#### PROVIDED INFORMATION

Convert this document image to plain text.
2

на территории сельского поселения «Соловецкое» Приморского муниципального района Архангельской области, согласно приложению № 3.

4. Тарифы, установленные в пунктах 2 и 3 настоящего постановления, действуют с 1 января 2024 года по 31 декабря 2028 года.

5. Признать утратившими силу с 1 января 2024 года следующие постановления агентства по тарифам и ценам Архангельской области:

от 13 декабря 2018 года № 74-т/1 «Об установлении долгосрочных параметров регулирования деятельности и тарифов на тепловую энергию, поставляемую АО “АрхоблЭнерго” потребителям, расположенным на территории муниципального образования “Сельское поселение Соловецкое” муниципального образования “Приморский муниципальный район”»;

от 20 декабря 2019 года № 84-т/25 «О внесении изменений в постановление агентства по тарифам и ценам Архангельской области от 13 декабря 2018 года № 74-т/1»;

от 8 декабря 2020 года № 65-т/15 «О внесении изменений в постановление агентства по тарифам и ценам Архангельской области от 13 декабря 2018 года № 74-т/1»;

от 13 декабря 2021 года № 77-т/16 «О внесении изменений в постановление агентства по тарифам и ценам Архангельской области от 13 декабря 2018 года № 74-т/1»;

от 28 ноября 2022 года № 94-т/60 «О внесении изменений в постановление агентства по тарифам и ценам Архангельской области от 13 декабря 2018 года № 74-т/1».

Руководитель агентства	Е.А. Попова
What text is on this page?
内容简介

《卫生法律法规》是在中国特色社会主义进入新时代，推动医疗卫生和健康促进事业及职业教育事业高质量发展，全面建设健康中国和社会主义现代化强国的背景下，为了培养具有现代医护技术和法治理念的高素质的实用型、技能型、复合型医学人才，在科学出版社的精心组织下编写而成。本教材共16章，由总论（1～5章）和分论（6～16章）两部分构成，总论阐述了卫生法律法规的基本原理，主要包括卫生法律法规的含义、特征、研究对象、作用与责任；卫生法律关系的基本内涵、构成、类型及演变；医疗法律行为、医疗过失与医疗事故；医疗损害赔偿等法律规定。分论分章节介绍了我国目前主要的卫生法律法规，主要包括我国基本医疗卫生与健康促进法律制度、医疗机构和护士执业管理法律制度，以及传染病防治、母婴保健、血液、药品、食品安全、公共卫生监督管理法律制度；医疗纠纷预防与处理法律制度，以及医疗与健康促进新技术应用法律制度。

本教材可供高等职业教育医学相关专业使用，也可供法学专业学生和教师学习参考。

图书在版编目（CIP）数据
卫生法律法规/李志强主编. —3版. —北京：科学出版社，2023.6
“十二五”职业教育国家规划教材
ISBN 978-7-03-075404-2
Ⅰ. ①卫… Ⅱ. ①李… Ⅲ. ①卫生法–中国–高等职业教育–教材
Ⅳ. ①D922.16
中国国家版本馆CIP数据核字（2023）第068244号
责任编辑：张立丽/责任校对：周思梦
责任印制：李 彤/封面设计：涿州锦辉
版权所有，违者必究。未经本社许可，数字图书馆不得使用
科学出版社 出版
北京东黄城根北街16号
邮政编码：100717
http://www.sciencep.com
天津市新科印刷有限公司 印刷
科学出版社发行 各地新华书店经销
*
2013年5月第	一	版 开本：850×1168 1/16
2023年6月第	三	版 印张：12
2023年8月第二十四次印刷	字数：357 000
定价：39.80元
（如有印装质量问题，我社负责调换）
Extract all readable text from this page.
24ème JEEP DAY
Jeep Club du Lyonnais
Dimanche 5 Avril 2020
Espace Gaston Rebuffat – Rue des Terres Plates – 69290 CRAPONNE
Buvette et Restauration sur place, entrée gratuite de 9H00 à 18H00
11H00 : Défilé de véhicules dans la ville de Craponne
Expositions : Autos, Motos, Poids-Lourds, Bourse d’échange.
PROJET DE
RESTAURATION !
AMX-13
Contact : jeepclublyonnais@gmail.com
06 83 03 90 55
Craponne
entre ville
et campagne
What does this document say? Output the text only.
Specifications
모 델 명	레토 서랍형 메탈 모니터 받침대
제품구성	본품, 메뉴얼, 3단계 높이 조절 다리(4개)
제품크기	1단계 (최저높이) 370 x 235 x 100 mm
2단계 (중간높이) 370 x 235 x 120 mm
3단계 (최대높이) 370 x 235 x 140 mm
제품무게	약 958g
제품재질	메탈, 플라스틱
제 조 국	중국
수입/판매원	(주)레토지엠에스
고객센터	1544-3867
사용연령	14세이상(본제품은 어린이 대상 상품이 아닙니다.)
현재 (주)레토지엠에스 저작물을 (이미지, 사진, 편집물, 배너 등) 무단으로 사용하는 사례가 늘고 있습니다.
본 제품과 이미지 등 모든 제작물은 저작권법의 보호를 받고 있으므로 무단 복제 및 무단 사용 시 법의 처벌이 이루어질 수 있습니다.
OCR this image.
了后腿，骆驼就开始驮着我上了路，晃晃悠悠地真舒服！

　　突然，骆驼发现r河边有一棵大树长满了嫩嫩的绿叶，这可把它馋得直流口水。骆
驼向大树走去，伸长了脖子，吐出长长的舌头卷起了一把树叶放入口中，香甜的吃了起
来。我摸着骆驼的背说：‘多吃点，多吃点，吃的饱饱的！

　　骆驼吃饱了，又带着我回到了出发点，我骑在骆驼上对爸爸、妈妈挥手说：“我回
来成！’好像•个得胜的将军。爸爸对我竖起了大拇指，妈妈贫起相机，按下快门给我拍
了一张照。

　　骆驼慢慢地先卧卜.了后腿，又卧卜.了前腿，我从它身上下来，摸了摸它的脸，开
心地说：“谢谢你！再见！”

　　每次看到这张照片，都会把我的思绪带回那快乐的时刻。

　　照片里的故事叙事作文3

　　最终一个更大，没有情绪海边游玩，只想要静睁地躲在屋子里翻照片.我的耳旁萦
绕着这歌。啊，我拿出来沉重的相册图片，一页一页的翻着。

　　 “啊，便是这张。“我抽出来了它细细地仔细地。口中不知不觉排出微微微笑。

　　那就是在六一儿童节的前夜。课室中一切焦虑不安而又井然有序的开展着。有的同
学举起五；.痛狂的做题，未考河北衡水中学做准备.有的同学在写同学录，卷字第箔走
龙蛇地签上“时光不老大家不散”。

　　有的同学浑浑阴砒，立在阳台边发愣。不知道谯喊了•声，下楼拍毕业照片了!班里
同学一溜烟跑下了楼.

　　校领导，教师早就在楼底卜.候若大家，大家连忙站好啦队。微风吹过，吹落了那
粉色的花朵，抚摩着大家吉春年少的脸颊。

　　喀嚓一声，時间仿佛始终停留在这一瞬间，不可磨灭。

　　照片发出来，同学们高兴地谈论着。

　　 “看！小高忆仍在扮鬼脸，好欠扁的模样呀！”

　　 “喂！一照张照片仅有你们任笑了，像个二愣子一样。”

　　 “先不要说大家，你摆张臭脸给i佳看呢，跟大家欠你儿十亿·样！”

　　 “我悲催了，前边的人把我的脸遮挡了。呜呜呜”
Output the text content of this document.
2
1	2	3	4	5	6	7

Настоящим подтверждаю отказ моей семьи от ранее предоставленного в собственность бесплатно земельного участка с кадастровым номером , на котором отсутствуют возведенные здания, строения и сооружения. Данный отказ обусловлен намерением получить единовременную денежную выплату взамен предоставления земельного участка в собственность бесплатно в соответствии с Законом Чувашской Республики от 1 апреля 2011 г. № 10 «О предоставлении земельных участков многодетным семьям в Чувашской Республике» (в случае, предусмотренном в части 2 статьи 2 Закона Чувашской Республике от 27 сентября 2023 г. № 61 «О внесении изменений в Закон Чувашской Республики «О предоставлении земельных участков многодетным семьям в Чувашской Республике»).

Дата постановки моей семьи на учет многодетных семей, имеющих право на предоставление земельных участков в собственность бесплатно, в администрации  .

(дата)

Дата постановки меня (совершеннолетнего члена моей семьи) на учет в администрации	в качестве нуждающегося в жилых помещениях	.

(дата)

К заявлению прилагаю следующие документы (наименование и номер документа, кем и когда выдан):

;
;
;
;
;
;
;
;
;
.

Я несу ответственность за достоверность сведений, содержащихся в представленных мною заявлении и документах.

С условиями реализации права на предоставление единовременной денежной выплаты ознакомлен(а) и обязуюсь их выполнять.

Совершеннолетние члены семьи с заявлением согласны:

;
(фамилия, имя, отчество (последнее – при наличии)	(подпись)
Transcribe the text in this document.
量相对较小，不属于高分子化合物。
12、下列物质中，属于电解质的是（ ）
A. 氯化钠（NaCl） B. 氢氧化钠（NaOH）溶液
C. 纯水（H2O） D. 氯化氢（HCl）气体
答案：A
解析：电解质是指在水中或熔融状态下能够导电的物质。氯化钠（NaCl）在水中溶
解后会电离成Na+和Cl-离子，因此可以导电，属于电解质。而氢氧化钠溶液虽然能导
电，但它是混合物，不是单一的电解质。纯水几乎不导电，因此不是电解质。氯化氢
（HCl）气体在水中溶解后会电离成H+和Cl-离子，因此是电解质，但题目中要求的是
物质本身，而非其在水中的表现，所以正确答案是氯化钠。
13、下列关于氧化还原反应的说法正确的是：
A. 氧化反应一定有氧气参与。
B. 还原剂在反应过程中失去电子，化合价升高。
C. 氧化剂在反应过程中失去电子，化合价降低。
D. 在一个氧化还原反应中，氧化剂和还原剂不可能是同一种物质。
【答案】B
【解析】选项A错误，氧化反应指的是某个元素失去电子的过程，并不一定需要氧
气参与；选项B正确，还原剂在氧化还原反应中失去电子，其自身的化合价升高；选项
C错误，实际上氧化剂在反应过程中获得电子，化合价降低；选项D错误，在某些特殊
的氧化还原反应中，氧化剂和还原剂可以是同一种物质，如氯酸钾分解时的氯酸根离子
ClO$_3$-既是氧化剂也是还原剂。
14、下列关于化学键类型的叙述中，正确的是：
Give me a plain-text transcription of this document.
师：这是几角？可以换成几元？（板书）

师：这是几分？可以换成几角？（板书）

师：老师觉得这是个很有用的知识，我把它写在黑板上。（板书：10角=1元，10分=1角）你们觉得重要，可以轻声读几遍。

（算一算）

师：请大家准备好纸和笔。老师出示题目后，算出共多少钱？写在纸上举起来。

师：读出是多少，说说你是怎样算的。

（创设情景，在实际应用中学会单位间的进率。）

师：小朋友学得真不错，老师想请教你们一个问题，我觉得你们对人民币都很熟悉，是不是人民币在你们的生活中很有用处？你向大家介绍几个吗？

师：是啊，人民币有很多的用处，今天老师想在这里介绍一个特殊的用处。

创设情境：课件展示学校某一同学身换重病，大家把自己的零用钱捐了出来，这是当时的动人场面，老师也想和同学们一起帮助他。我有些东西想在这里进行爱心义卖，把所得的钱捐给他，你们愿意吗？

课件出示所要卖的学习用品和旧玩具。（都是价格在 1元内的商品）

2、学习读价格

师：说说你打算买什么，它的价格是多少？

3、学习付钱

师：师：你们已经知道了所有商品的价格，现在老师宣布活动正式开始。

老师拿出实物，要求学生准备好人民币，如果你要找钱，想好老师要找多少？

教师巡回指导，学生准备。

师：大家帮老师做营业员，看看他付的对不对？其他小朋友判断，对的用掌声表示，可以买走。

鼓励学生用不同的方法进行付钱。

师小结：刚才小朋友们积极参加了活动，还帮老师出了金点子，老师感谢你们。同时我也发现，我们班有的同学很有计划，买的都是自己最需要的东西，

########

SET EXERCISE ::
Lines containing the string "Соловецкое" are to be selected and copied.

OUTPUT FOR THIS EXERCISE ::
на территории сельского поселения «Соловецкое» Приморского муниципального района Архангельской области, согласно приложению № 3.
от 13 декабря 2018 года № 74-т/1 «Об установлении долгосрочных параметров регулирования деятельности и тарифов на тепловую энергию, поставляемую АО “АрхоблЭнерго” потребителям, расположенным на территории муниципального образования “Сельское поселение Соловецкое” муниципального образования “Приморский муниципальный район”»;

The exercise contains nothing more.